● Aim
Identify every line in the records below that contains the word "совместимость", and reproduce each one.

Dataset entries

§ §

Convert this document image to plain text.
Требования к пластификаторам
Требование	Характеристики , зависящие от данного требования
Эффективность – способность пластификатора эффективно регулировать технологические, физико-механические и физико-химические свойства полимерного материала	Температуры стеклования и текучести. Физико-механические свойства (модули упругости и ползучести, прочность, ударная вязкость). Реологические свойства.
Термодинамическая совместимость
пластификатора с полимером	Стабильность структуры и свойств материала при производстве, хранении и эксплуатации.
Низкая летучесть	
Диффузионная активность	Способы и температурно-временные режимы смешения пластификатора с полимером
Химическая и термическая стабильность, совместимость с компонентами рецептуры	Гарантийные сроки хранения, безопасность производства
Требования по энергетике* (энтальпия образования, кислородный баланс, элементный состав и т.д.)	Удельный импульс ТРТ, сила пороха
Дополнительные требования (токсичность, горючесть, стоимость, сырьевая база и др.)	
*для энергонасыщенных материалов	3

§ §

● Output
Термодинамическая совместимость
Химическая и термическая стабильность, совместимость с компонентами рецептуры	Гарантийные сроки хранения, безопасность производства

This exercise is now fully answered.